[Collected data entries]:
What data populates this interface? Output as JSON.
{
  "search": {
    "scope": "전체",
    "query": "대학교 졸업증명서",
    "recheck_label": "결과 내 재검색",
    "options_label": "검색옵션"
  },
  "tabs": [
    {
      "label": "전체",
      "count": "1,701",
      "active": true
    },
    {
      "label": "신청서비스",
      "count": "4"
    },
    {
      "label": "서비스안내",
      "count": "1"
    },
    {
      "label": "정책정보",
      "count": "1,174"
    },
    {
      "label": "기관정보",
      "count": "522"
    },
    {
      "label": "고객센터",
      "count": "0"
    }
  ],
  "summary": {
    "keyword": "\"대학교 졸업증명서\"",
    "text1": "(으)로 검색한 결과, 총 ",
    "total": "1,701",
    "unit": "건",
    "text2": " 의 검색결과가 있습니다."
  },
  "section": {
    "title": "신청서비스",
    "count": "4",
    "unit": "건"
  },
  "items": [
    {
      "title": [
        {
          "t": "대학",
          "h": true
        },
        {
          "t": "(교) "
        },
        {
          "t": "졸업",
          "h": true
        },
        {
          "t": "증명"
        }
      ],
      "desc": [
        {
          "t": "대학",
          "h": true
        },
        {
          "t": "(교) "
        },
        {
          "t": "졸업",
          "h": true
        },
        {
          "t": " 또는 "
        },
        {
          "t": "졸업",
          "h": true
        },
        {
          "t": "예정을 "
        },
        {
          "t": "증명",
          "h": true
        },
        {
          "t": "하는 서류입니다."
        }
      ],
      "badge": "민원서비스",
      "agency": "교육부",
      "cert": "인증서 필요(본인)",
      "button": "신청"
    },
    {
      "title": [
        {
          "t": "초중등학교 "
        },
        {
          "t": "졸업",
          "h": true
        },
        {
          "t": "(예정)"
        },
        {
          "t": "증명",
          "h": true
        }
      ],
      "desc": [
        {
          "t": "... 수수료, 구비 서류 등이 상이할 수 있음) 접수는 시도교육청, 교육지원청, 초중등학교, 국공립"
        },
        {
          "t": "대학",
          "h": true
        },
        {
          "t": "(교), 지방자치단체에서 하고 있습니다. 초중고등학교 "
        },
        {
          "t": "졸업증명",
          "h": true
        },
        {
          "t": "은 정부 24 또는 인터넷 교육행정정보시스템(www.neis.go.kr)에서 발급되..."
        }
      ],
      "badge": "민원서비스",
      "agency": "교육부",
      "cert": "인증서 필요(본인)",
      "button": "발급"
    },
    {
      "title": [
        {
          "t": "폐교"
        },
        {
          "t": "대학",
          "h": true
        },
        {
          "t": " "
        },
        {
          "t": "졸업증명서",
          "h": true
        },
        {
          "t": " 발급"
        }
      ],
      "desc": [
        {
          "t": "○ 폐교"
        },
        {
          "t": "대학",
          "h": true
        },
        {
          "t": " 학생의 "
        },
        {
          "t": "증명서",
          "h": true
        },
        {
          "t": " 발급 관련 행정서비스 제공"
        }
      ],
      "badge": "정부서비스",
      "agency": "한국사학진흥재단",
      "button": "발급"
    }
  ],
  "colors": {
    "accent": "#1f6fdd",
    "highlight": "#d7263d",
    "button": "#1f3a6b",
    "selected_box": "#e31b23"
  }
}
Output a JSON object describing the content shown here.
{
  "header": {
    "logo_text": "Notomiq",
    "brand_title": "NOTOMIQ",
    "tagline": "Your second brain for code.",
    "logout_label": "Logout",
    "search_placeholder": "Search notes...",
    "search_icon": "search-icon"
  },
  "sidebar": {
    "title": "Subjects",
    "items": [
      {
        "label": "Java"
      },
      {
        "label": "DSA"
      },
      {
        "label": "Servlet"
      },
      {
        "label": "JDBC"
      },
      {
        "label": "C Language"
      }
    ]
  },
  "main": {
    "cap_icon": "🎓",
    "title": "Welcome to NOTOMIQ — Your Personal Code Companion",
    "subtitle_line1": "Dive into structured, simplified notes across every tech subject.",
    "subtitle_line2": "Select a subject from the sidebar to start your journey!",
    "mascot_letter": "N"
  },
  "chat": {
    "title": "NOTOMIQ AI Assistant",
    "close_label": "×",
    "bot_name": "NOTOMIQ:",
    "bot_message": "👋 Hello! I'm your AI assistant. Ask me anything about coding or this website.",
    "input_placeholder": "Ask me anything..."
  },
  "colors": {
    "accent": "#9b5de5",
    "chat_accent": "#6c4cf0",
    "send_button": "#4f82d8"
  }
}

[What is being asked]:
Every entry above needs to be quoted exactly.

[Full output]:
What data populates this interface? Output as JSON.
{
  "search": {
    "scope": "전체",
    "query": "대학교 졸업증명서",
    "recheck_label": "결과 내 재검색",
    "options_label": "검색옵션"
  },
  "tabs": [
    {
      "label": "전체",
      "count": "1,701",
      "active": true
    },
    {
      "label": "신청서비스",
      "count": "4"
    },
    {
      "label": "서비스안내",
      "count": "1"
    },
    {
      "label": "정책정보",
      "count": "1,174"
    },
    {
      "label": "기관정보",
      "count": "522"
    },
    {
      "label": "고객센터",
      "count": "0"
    }
  ],
  "summary": {
    "keyword": "\"대학교 졸업증명서\"",
    "text1": "(으)로 검색한 결과, 총 ",
    "total": "1,701",
    "unit": "건",
    "text2": " 의 검색결과가 있습니다."
  },
  "section": {
    "title": "신청서비스",
    "count": "4",
    "unit": "건"
  },
  "items": [
    {
      "title": [
        {
          "t": "대학",
          "h": true
        },
        {
          "t": "(교) "
        },
        {
          "t": "졸업",
          "h": true
        },
        {
          "t": "증명"
        }
      ],
      "desc": [
        {
          "t": "대학",
          "h": true
        },
        {
          "t": "(교) "
        },
        {
          "t": "졸업",
          "h": true
        },
        {
          "t": " 또는 "
        },
        {
          "t": "졸업",
          "h": true
        },
        {
          "t": "예정을 "
        },
        {
          "t": "증명",
          "h": true
        },
        {
          "t": "하는 서류입니다."
        }
      ],
      "badge": "민원서비스",
      "agency": "교육부",
      "cert": "인증서 필요(본인)",
      "button": "신청"
    },
    {
      "title": [
        {
          "t": "초중등학교 "
        },
        {
          "t": "졸업",
          "h": true
        },
        {
          "t": "(예정)"
        },
        {
          "t": "증명",
          "h": true
        }
      ],
      "desc": [
        {
          "t": "... 수수료, 구비 서류 등이 상이할 수 있음) 접수는 시도교육청, 교육지원청, 초중등학교, 국공립"
        },
        {
          "t": "대학",
          "h": true
        },
        {
          "t": "(교), 지방자치단체에서 하고 있습니다. 초중고등학교 "
        },
        {
          "t": "졸업증명",
          "h": true
        },
        {
          "t": "은 정부 24 또는 인터넷 교육행정정보시스템(www.neis.go.kr)에서 발급되..."
        }
      ],
      "badge": "민원서비스",
      "agency": "교육부",
      "cert": "인증서 필요(본인)",
      "button": "발급"
    },
    {
      "title": [
        {
          "t": "폐교"
        },
        {
          "t": "대학",
          "h": true
        },
        {
          "t": " "
        },
        {
          "t": "졸업증명서",
          "h": true
        },
        {
          "t": " 발급"
        }
      ],
      "desc": [
        {
          "t": "○ 폐교"
        },
        {
          "t": "대학",
          "h": true
        },
        {
          "t": " 학생의 "
        },
        {
          "t": "증명서",
          "h": true
        },
        {
          "t": " 발급 관련 행정서비스 제공"
        }
      ],
      "badge": "정부서비스",
      "agency": "한국사학진흥재단",
      "button": "발급"
    }
  ],
  "colors": {
    "accent": "#1f6fdd",
    "highlight": "#d7263d",
    "button": "#1f3a6b",
    "selected_box": "#e31b23"
  }
}
Output a JSON object describing the content shown here.
{
  "header": {
    "logo_text": "Notomiq",
    "brand_title": "NOTOMIQ",
    "tagline": "Your second brain for code.",
    "logout_label": "Logout",
    "search_placeholder": "Search notes...",
    "search_icon": "search-icon"
  },
  "sidebar": {
    "title": "Subjects",
    "items": [
      {
        "label": "Java"
      },
      {
        "label": "DSA"
      },
      {
        "label": "Servlet"
      },
      {
        "label": "JDBC"
      },
      {
        "label": "C Language"
      }
    ]
  },
  "main": {
    "cap_icon": "🎓",
    "title": "Welcome to NOTOMIQ — Your Personal Code Companion",
    "subtitle_line1": "Dive into structured, simplified notes across every tech subject.",
    "subtitle_line2": "Select a subject from the sidebar to start your journey!",
    "mascot_letter": "N"
  },
  "chat": {
    "title": "NOTOMIQ AI Assistant",
    "close_label": "×",
    "bot_name": "NOTOMIQ:",
    "bot_message": "👋 Hello! I'm your AI assistant. Ask me anything about coding or this website.",
    "input_placeholder": "Ask me anything..."
  },
  "colors": {
    "accent": "#9b5de5",
    "chat_accent": "#6c4cf0",
    "send_button": "#4f82d8"
  }
}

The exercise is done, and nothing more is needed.